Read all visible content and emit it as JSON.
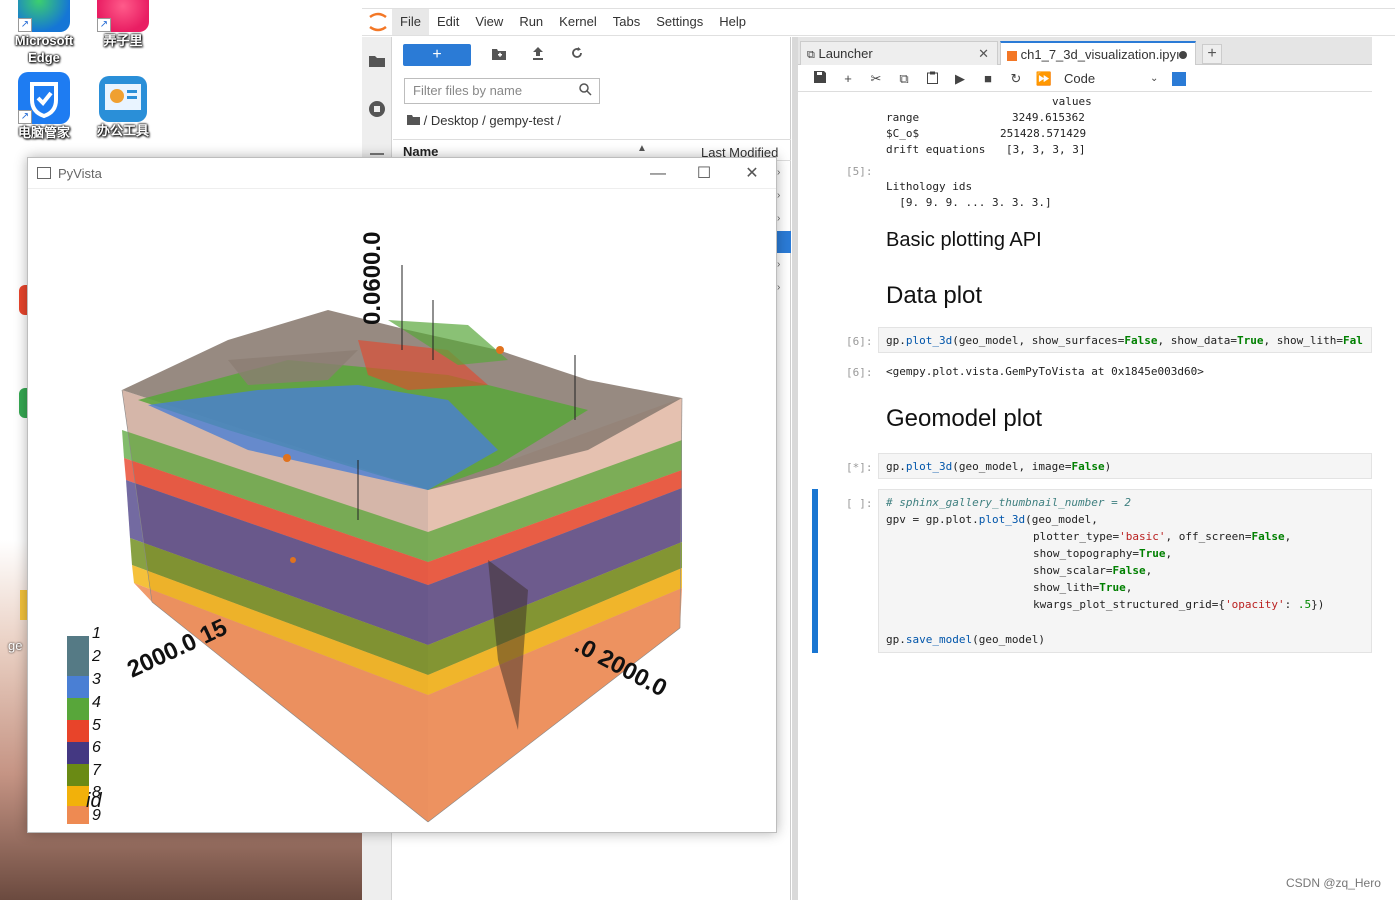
{
  "desktop": {
    "icons": [
      {
        "label": "Microsoft Edge",
        "line1": "Microsoft",
        "line2": "Edge"
      },
      {
        "label": "弄子里",
        "line1": "弄子里",
        "line2": ""
      },
      {
        "label": "电脑管家",
        "line1": "电脑管家",
        "line2": ""
      },
      {
        "label": "办公工具",
        "line1": "办公工具",
        "line2": ""
      }
    ],
    "fragment_ge": "ge"
  },
  "jupyter": {
    "menu": [
      "File",
      "Edit",
      "View",
      "Run",
      "Kernel",
      "Tabs",
      "Settings",
      "Help"
    ],
    "filebrowser": {
      "new_button": "+",
      "filter_placeholder": "Filter files by name",
      "breadcrumb": "/ Desktop / gempy-test /",
      "col_name": "Name",
      "col_modified": "Last Modified"
    },
    "tabs": [
      {
        "label": "Launcher"
      },
      {
        "label": "ch1_7_3d_visualization.ipyı"
      }
    ],
    "toolbar": {
      "cell_type": "Code"
    },
    "notebook": {
      "top_output": {
        "header": "values",
        "rows": [
          {
            "key": "range",
            "val": "3249.615362"
          },
          {
            "key": "$C_o$",
            "val": "251428.571429"
          },
          {
            "key": "drift equations",
            "val": "[3, 3, 3, 3]"
          }
        ]
      },
      "cell5_prompt": "[5]:",
      "cell5_out_1": "Lithology ids",
      "cell5_out_2": "  [9. 9. 9. ... 3. 3. 3.]",
      "md_basic": "Basic plotting API",
      "md_data": "Data plot",
      "cell6_prompt": "[6]:",
      "cell6_out_prompt": "[6]:",
      "cell6_out": "<gempy.plot.vista.GemPyToVista at 0x1845e003d60>",
      "md_geomodel": "Geomodel plot",
      "cell_run_prompt": "[*]:",
      "cell_empty_prompt": "[ ]:"
    }
  },
  "pyvista": {
    "title": "PyVista",
    "axis_z_label": "0.0600.0",
    "axis_x_label": "2000.0 15",
    "axis_y_label": ".0 2000.0",
    "legend": [
      "1",
      "2",
      "3",
      "4",
      "5",
      "6",
      "7",
      "8",
      "9"
    ],
    "legend_overlap": "id",
    "legend_colors": [
      "#557a85",
      "#4a7fd4",
      "#58a63a",
      "#e8442a",
      "#443882",
      "#6a8a14",
      "#f2b10a",
      "#ee8a52",
      "#ee8a52"
    ]
  },
  "watermark": "CSDN @zq_Hero"
}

Exercise:
Transcribe every line in the entries above, taking out only the images.

Worked solution:
Read all visible content and emit it as JSON.
{
  "desktop": {
    "icons": [
      {
        "label": "Microsoft Edge",
        "line1": "Microsoft",
        "line2": "Edge"
      },
      {
        "label": "弄子里",
        "line1": "弄子里",
        "line2": ""
      },
      {
        "label": "电脑管家",
        "line1": "电脑管家",
        "line2": ""
      },
      {
        "label": "办公工具",
        "line1": "办公工具",
        "line2": ""
      }
    ],
    "fragment_ge": "ge"
  },
  "jupyter": {
    "menu": [
      "File",
      "Edit",
      "View",
      "Run",
      "Kernel",
      "Tabs",
      "Settings",
      "Help"
    ],
    "filebrowser": {
      "new_button": "+",
      "filter_placeholder": "Filter files by name",
      "breadcrumb": "/ Desktop / gempy-test /",
      "col_name": "Name",
      "col_modified": "Last Modified"
    },
    "tabs": [
      {
        "label": "Launcher"
      },
      {
        "label": "ch1_7_3d_visualization.ipyı"
      }
    ],
    "toolbar": {
      "cell_type": "Code"
    },
    "notebook": {
      "top_output": {
        "header": "values",
        "rows": [
          {
            "key": "range",
            "val": "3249.615362"
          },
          {
            "key": "$C_o$",
            "val": "251428.571429"
          },
          {
            "key": "drift equations",
            "val": "[3, 3, 3, 3]"
          }
        ]
      },
      "cell5_prompt": "[5]:",
      "cell5_out_1": "Lithology ids",
      "cell5_out_2": "  [9. 9. 9. ... 3. 3. 3.]",
      "md_basic": "Basic plotting API",
      "md_data": "Data plot",
      "cell6_prompt": "[6]:",
      "cell6_out_prompt": "[6]:",
      "cell6_out": "<gempy.plot.vista.GemPyToVista at 0x1845e003d60>",
      "md_geomodel": "Geomodel plot",
      "cell_run_prompt": "[*]:",
      "cell_empty_prompt": "[ ]:"
    }
  },
  "pyvista": {
    "title": "PyVista",
    "axis_z_label": "0.0600.0",
    "axis_x_label": "2000.0 15",
    "axis_y_label": ".0 2000.0",
    "legend": [
      "1",
      "2",
      "3",
      "4",
      "5",
      "6",
      "7",
      "8",
      "9"
    ],
    "legend_overlap": "id",
    "legend_colors": [
      "#557a85",
      "#4a7fd4",
      "#58a63a",
      "#e8442a",
      "#443882",
      "#6a8a14",
      "#f2b10a",
      "#ee8a52",
      "#ee8a52"
    ]
  },
  "watermark": "CSDN @zq_Hero"
}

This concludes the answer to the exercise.